■ **AIM OF THE EXERCISE**
Reproduce every line in the listing that contains the word "this".

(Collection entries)
---------------
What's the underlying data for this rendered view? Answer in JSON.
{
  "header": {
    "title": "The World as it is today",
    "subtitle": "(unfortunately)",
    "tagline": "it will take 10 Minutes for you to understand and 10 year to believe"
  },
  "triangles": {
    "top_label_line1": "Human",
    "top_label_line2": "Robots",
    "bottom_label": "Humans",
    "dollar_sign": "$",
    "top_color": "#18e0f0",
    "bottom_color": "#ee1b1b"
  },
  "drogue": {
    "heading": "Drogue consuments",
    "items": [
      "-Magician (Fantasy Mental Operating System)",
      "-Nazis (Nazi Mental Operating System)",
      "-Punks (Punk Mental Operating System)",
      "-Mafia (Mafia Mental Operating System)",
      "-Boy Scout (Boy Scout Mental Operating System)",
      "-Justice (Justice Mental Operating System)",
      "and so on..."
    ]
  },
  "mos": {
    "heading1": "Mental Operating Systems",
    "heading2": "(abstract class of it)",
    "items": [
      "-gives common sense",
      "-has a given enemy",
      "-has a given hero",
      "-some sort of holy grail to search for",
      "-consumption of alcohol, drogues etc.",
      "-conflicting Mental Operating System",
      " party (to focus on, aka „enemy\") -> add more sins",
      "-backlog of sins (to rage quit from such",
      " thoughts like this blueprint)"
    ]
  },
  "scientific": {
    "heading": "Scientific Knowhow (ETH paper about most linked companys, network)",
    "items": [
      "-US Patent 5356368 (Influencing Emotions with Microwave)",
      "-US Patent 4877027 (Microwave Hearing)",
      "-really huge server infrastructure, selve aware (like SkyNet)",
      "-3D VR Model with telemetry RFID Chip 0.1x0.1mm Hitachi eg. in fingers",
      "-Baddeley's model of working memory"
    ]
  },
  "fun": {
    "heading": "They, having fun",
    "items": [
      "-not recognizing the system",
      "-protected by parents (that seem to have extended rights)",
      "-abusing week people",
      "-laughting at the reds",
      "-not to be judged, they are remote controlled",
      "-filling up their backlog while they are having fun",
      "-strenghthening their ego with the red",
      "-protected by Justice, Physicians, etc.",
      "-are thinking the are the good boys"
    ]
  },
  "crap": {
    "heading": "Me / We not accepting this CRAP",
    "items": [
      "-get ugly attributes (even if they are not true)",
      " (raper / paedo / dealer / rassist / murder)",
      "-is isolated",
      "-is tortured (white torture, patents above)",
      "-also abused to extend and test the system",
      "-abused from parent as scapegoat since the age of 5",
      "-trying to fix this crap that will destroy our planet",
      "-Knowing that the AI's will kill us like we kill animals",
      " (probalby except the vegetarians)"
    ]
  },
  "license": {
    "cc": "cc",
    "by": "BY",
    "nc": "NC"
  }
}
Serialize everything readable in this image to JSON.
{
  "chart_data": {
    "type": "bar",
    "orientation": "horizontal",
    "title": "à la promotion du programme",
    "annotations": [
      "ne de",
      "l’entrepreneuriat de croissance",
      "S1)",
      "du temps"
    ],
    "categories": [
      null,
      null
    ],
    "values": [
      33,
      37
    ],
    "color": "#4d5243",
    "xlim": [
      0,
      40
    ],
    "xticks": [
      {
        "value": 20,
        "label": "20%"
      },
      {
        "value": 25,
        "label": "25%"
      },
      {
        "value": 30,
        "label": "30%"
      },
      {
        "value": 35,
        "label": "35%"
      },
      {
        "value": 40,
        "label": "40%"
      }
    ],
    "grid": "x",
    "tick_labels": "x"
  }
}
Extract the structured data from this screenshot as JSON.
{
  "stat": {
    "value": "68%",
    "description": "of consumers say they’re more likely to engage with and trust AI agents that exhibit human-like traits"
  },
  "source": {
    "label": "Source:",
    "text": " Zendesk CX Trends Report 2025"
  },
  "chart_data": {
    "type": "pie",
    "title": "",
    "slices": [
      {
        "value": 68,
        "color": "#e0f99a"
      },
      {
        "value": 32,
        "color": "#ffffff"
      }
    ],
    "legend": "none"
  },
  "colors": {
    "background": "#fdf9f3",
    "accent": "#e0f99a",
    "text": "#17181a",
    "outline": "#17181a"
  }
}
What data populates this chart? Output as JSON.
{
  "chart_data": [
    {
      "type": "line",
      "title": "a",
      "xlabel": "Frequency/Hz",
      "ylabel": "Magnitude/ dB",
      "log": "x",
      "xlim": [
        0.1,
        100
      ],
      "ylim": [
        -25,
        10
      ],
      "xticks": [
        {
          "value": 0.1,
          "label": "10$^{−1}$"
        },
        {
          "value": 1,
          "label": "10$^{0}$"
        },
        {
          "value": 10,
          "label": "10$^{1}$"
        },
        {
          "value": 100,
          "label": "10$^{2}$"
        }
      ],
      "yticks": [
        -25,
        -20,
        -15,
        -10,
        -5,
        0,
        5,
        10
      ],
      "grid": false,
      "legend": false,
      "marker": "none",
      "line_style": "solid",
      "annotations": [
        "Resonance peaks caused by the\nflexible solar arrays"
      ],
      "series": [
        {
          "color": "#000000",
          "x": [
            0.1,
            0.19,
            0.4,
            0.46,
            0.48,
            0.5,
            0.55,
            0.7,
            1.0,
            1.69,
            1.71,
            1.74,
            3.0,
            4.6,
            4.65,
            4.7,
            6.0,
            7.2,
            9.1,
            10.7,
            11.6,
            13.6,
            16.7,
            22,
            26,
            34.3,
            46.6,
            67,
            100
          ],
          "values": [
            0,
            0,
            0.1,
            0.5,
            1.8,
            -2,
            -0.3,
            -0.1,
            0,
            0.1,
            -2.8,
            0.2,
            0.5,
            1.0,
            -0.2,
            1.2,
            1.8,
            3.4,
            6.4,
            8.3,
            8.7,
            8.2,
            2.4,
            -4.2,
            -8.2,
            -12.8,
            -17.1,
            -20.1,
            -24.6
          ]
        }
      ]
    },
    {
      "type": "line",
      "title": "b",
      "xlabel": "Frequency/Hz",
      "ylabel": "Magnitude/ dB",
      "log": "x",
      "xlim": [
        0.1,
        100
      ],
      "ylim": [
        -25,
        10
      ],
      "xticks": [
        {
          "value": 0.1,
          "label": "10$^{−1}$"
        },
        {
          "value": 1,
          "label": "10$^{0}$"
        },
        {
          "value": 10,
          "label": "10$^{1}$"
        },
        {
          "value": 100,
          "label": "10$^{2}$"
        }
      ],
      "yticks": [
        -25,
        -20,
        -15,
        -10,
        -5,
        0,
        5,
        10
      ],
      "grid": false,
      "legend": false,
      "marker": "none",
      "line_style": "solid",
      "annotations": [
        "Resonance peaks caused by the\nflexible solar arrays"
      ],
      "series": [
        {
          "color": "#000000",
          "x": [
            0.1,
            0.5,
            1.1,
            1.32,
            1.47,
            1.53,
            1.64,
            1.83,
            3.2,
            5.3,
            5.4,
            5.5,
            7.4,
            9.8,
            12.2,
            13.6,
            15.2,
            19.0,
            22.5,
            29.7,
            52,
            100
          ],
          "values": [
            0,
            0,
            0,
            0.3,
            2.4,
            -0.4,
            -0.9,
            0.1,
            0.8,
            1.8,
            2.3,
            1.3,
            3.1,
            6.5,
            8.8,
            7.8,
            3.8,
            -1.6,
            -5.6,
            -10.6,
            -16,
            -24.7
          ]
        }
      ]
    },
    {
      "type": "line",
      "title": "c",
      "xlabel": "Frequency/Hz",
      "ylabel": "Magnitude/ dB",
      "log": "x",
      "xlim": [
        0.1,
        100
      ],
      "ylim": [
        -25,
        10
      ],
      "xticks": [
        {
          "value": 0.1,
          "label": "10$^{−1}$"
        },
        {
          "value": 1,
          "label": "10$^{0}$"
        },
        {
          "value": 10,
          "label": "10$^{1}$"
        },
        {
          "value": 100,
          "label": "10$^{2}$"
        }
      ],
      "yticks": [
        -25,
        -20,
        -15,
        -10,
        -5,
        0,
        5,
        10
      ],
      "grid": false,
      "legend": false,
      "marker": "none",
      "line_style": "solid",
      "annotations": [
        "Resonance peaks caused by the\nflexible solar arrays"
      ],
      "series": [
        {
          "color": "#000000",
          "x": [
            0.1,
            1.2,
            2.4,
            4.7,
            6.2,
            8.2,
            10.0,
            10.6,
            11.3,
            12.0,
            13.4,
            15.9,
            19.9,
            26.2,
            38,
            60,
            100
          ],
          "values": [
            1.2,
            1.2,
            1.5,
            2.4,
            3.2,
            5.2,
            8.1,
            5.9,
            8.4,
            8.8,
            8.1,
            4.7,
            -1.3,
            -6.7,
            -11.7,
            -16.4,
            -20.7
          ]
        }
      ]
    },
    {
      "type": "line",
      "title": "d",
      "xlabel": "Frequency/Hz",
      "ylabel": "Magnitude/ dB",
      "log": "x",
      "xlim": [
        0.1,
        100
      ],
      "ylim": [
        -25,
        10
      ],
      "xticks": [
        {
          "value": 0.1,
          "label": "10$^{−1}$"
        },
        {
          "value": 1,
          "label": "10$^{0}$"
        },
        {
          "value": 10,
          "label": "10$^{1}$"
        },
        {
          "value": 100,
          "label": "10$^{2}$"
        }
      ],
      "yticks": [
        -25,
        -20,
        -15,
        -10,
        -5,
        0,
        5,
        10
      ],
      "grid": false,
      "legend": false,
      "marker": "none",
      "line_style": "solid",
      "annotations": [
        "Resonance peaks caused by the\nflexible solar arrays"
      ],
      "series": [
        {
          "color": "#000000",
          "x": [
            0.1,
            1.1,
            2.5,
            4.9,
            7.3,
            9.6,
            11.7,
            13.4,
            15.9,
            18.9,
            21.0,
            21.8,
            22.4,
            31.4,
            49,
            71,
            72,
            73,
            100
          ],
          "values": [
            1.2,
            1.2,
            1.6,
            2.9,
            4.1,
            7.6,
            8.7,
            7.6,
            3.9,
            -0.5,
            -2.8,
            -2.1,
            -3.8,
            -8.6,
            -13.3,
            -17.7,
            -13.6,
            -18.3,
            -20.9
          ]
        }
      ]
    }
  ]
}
---------------
■ **OUTPUT OF THE TASK**
What's the underlying data for this rendered view? Answer in JSON.
      " thoughts like this blueprint)"
    "heading": "Me / We not accepting this CRAP",
      "-trying to fix this crap that will destroy our planet",
Serialize everything readable in this image to JSON.
Extract the structured data from this screenshot as JSON.
What data populates this chart? Output as JSON.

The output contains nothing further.